## SHORT PROBLEM
The records that follow are to be transcribed in full, without their images.

— START GIVEN DATA —

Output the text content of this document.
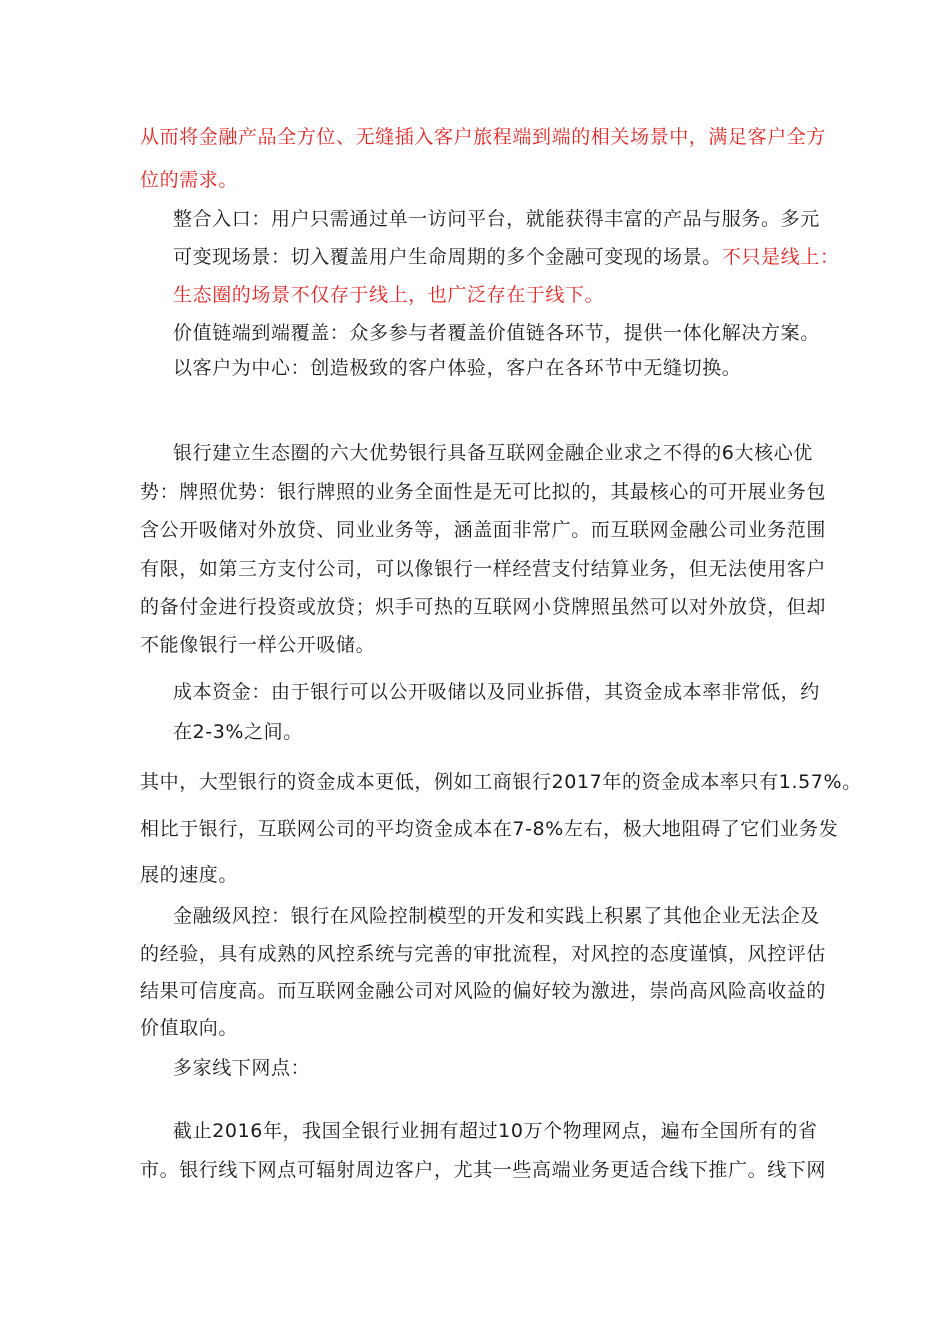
从而将金融产品全方位、无缝插入客户旅程端到端的相关场景中，满足客户全方
位的需求。
整合入口：用户只需通过单一访问平台，就能获得丰富的产品与服务。多元
可变现场景：切入覆盖用户生命周期的多个金融可变现的场景。不只是线上：
生态圈的场景不仅存于线上，也广泛存在于线下。
价值链端到端覆盖：众多参与者覆盖价值链各环节，提供一体化解决方案。
以客户为中心：创造极致的客户体验，客户在各环节中无缝切换。
银行建立生态圈的六大优势银行具备互联网金融企业求之不得的6大核心优
势：牌照优势：银行牌照的业务全面性是无可比拟的，其最核心的可开展业务包
含公开吸储对外放贷、同业业务等，涵盖面非常广。而互联网金融公司业务范围
有限，如第三方支付公司，可以像银行一样经营支付结算业务，但无法使用客户
的备付金进行投资或放贷；炽手可热的互联网小贷牌照虽然可以对外放贷，但却
不能像银行一样公开吸储。
成本资金：由于银行可以公开吸储以及同业拆借，其资金成本率非常低，约
在2-3%之间。
其中，大型银行的资金成本更低，例如工商银行2017年的资金成本率只有1.57%。
相比于银行，互联网公司的平均资金成本在7-8%左右，极大地阻碍了它们业务发
展的速度。
金融级风控：银行在风险控制模型的开发和实践上积累了其他企业无法企及
的经验，具有成熟的风控系统与完善的审批流程，对风控的态度谨慎，风控评估
结果可信度高。而互联网金融公司对风险的偏好较为激进，崇尚高风险高收益的
价值取向。
多家线下网点：
截止2016年，我国全银行业拥有超过10万个物理网点，遍布全国所有的省
市。银行线下网点可辐射周边客户，尤其一些高端业务更适合线下推广。线下网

— END GIVEN DATA —

## OUTPUT FOR THIS EXERCISE
Output the text content of this document.
从而将金融产品全方位、无缝插入客户旅程端到端的相关场景中，满足客户全方
位的需求。
整合入口：用户只需通过单一访问平台，就能获得丰富的产品与服务。多元
可变现场景：切入覆盖用户生命周期的多个金融可变现的场景。不只是线上：
生态圈的场景不仅存于线上，也广泛存在于线下。
价值链端到端覆盖：众多参与者覆盖价值链各环节，提供一体化解决方案。
以客户为中心：创造极致的客户体验，客户在各环节中无缝切换。
银行建立生态圈的六大优势银行具备互联网金融企业求之不得的6大核心优
势：牌照优势：银行牌照的业务全面性是无可比拟的，其最核心的可开展业务包
含公开吸储对外放贷、同业业务等，涵盖面非常广。而互联网金融公司业务范围
有限，如第三方支付公司，可以像银行一样经营支付结算业务，但无法使用客户
的备付金进行投资或放贷；炽手可热的互联网小贷牌照虽然可以对外放贷，但却
不能像银行一样公开吸储。
成本资金：由于银行可以公开吸储以及同业拆借，其资金成本率非常低，约
在2-3%之间。
其中，大型银行的资金成本更低，例如工商银行2017年的资金成本率只有1.57%。
相比于银行，互联网公司的平均资金成本在7-8%左右，极大地阻碍了它们业务发
展的速度。
金融级风控：银行在风险控制模型的开发和实践上积累了其他企业无法企及
的经验，具有成熟的风控系统与完善的审批流程，对风控的态度谨慎，风控评估
结果可信度高。而互联网金融公司对风险的偏好较为激进，崇尚高风险高收益的
价值取向。
多家线下网点：
截止2016年，我国全银行业拥有超过10万个物理网点，遍布全国所有的省
市。银行线下网点可辐射周边客户，尤其一些高端业务更适合线下推广。线下网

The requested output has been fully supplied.